- Do this: Every record below should be printed exactly as given.

- Provided records:
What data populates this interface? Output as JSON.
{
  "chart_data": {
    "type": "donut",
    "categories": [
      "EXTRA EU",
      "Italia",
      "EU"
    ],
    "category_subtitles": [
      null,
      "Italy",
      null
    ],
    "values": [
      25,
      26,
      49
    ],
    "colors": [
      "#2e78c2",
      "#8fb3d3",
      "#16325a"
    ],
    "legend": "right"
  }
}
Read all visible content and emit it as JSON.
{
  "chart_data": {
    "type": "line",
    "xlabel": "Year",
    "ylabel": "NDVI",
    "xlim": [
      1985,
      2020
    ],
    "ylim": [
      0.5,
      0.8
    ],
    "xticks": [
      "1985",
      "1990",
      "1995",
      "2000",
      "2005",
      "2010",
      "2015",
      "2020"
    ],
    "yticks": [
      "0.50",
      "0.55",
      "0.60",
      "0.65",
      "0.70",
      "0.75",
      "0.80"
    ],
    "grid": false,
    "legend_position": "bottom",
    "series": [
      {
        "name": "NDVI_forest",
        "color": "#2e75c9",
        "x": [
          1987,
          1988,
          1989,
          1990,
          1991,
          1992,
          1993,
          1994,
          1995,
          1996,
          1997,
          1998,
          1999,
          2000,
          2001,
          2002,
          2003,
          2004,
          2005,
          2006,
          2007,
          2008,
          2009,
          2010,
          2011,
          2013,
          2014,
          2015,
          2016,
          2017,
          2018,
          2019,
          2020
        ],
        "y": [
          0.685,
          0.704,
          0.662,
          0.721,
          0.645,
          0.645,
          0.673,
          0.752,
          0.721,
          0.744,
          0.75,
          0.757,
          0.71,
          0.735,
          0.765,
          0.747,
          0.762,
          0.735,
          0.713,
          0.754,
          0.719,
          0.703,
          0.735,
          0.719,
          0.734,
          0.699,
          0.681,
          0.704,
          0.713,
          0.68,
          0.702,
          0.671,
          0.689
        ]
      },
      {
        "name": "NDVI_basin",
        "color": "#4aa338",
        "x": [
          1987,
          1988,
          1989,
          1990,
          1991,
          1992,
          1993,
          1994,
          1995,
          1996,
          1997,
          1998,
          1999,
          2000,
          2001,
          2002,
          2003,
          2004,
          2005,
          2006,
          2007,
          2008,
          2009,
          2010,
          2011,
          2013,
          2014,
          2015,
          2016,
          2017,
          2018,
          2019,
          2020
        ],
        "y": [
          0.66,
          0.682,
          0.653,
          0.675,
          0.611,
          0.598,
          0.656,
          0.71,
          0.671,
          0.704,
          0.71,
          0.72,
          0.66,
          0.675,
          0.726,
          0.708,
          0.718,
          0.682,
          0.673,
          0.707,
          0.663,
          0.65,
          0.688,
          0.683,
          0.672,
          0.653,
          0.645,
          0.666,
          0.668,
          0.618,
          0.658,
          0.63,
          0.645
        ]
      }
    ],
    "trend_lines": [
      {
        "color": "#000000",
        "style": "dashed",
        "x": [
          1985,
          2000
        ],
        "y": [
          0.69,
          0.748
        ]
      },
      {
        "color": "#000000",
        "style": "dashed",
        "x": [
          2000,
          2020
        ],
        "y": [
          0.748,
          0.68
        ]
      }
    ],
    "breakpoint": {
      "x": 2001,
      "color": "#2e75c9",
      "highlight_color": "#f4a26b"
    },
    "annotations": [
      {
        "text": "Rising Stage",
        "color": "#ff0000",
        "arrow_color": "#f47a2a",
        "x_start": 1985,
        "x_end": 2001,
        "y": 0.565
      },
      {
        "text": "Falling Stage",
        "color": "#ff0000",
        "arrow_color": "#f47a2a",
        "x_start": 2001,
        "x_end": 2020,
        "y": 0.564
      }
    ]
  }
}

- Result of this task:
What data populates this interface? Output as JSON.
{
  "chart_data": {
    "type": "donut",
    "categories": [
      "EXTRA EU",
      "Italia",
      "EU"
    ],
    "category_subtitles": [
      null,
      "Italy",
      null
    ],
    "values": [
      25,
      26,
      49
    ],
    "colors": [
      "#2e78c2",
      "#8fb3d3",
      "#16325a"
    ],
    "legend": "right"
  }
}
Read all visible content and emit it as JSON.
{
  "chart_data": {
    "type": "line",
    "xlabel": "Year",
    "ylabel": "NDVI",
    "xlim": [
      1985,
      2020
    ],
    "ylim": [
      0.5,
      0.8
    ],
    "xticks": [
      "1985",
      "1990",
      "1995",
      "2000",
      "2005",
      "2010",
      "2015",
      "2020"
    ],
    "yticks": [
      "0.50",
      "0.55",
      "0.60",
      "0.65",
      "0.70",
      "0.75",
      "0.80"
    ],
    "grid": false,
    "legend_position": "bottom",
    "series": [
      {
        "name": "NDVI_forest",
        "color": "#2e75c9",
        "x": [
          1987,
          1988,
          1989,
          1990,
          1991,
          1992,
          1993,
          1994,
          1995,
          1996,
          1997,
          1998,
          1999,
          2000,
          2001,
          2002,
          2003,
          2004,
          2005,
          2006,
          2007,
          2008,
          2009,
          2010,
          2011,
          2013,
          2014,
          2015,
          2016,
          2017,
          2018,
          2019,
          2020
        ],
        "y": [
          0.685,
          0.704,
          0.662,
          0.721,
          0.645,
          0.645,
          0.673,
          0.752,
          0.721,
          0.744,
          0.75,
          0.757,
          0.71,
          0.735,
          0.765,
          0.747,
          0.762,
          0.735,
          0.713,
          0.754,
          0.719,
          0.703,
          0.735,
          0.719,
          0.734,
          0.699,
          0.681,
          0.704,
          0.713,
          0.68,
          0.702,
          0.671,
          0.689
        ]
      },
      {
        "name": "NDVI_basin",
        "color": "#4aa338",
        "x": [
          1987,
          1988,
          1989,
          1990,
          1991,
          1992,
          1993,
          1994,
          1995,
          1996,
          1997,
          1998,
          1999,
          2000,
          2001,
          2002,
          2003,
          2004,
          2005,
          2006,
          2007,
          2008,
          2009,
          2010,
          2011,
          2013,
          2014,
          2015,
          2016,
          2017,
          2018,
          2019,
          2020
        ],
        "y": [
          0.66,
          0.682,
          0.653,
          0.675,
          0.611,
          0.598,
          0.656,
          0.71,
          0.671,
          0.704,
          0.71,
          0.72,
          0.66,
          0.675,
          0.726,
          0.708,
          0.718,
          0.682,
          0.673,
          0.707,
          0.663,
          0.65,
          0.688,
          0.683,
          0.672,
          0.653,
          0.645,
          0.666,
          0.668,
          0.618,
          0.658,
          0.63,
          0.645
        ]
      }
    ],
    "trend_lines": [
      {
        "color": "#000000",
        "style": "dashed",
        "x": [
          1985,
          2000
        ],
        "y": [
          0.69,
          0.748
        ]
      },
      {
        "color": "#000000",
        "style": "dashed",
        "x": [
          2000,
          2020
        ],
        "y": [
          0.748,
          0.68
        ]
      }
    ],
    "breakpoint": {
      "x": 2001,
      "color": "#2e75c9",
      "highlight_color": "#f4a26b"
    },
    "annotations": [
      {
        "text": "Rising Stage",
        "color": "#ff0000",
        "arrow_color": "#f47a2a",
        "x_start": 1985,
        "x_end": 2001,
        "y": 0.565
      },
      {
        "text": "Falling Stage",
        "color": "#ff0000",
        "arrow_color": "#f47a2a",
        "x_start": 2001,
        "x_end": 2020,
        "y": 0.564
      }
    ]
  }
}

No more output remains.